§ **Dataset records**
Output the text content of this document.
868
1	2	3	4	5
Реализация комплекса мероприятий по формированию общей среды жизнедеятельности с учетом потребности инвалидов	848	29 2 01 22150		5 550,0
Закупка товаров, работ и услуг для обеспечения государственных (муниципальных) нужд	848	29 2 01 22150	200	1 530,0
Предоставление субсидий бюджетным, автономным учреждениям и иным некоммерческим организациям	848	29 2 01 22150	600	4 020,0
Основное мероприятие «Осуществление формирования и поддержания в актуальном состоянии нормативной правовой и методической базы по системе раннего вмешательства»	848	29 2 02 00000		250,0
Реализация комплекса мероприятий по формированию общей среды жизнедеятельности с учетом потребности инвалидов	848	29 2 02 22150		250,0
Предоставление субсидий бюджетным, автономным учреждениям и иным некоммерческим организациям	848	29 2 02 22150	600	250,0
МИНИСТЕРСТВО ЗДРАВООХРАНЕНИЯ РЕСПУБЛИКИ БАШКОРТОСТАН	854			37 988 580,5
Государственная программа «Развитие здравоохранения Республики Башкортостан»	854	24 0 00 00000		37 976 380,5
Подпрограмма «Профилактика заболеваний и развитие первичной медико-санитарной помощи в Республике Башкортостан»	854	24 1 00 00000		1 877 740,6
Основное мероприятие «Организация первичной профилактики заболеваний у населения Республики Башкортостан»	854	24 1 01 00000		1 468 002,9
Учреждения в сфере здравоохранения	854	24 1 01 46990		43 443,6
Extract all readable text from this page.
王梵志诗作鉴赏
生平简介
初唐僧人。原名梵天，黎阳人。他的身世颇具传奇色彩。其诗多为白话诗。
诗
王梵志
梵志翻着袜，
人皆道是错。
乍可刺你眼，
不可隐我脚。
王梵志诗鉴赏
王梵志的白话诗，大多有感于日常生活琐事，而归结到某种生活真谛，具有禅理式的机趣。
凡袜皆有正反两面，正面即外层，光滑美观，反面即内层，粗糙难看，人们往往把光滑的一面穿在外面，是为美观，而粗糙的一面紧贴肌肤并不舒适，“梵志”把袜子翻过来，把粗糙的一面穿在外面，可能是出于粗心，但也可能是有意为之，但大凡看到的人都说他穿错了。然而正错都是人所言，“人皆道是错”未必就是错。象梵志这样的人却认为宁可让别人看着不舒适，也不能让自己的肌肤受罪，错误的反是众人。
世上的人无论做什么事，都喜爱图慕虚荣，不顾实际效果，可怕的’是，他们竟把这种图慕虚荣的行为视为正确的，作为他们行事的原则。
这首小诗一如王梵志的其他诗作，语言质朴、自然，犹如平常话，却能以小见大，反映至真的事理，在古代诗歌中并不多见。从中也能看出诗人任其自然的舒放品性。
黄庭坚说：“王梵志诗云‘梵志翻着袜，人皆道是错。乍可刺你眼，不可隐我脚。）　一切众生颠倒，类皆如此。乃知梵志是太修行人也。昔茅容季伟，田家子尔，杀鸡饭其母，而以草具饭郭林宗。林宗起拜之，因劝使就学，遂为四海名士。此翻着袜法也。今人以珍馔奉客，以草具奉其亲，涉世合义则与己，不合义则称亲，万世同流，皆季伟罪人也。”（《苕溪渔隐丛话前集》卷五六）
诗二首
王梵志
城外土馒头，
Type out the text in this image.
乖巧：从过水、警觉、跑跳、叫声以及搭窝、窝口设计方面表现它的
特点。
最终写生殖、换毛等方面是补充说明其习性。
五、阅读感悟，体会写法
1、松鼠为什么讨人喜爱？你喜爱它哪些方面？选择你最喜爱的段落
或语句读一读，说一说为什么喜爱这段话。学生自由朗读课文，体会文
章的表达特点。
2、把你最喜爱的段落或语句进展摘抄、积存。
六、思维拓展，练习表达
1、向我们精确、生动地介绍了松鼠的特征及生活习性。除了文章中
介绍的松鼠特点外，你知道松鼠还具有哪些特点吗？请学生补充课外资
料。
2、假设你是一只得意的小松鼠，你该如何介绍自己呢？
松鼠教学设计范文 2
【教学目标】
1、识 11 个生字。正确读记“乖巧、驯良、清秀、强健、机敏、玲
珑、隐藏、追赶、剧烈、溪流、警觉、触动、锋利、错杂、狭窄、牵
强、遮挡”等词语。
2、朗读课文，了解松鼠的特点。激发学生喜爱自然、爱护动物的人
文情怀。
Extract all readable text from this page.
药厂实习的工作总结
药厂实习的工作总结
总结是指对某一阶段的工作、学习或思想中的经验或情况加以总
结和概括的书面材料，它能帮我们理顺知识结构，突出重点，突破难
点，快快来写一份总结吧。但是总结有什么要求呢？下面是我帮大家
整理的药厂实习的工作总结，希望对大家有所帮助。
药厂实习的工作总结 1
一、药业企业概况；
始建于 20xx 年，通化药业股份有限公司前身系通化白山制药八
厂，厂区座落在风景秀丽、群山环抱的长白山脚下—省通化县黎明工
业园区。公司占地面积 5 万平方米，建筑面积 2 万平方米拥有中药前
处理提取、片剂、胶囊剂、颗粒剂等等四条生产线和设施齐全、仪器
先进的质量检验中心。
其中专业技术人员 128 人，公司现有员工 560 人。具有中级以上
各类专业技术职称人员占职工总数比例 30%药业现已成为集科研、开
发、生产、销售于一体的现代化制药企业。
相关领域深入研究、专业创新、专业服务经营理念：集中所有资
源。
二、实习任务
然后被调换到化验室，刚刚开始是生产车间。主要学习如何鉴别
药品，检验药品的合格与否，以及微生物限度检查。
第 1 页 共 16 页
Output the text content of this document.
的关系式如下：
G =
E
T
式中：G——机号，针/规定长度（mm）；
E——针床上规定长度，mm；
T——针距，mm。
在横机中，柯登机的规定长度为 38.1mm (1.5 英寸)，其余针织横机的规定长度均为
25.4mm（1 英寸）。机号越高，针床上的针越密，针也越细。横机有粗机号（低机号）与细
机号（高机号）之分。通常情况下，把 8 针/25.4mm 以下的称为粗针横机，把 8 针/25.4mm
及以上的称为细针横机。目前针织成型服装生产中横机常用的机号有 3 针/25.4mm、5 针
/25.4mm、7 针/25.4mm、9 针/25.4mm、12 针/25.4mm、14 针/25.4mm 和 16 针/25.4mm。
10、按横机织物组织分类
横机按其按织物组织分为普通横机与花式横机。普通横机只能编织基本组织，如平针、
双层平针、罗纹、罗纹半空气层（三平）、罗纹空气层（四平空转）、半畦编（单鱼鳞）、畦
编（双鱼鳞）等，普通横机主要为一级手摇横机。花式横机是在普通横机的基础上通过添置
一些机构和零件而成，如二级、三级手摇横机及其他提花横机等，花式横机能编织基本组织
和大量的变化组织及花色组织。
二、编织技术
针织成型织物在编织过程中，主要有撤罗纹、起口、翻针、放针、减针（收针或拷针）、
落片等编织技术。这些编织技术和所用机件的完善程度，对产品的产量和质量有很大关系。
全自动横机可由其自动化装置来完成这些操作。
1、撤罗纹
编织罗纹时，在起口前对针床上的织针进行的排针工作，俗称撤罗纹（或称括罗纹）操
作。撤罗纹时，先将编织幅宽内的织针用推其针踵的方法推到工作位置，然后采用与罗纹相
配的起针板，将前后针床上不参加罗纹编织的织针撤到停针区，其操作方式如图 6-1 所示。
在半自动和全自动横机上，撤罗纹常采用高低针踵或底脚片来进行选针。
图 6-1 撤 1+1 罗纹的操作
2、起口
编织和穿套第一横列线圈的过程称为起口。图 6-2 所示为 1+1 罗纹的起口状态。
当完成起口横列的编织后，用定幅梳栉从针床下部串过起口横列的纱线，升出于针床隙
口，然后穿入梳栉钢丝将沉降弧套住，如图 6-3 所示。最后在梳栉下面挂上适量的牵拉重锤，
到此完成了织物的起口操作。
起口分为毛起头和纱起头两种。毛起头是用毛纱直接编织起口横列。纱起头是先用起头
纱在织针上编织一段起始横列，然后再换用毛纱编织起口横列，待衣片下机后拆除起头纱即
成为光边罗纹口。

§ **Problem details**
Scan the listing above. Collect all lines with the word "среды".

§ **Written response**
Реализация комплекса мероприятий по формированию общей среды жизнедеятельности с учетом потребности инвалидов	848	29 2 01 22150		5 550,0
Реализация комплекса мероприятий по формированию общей среды жизнедеятельности с учетом потребности инвалидов	848	29 2 02 22150		250,0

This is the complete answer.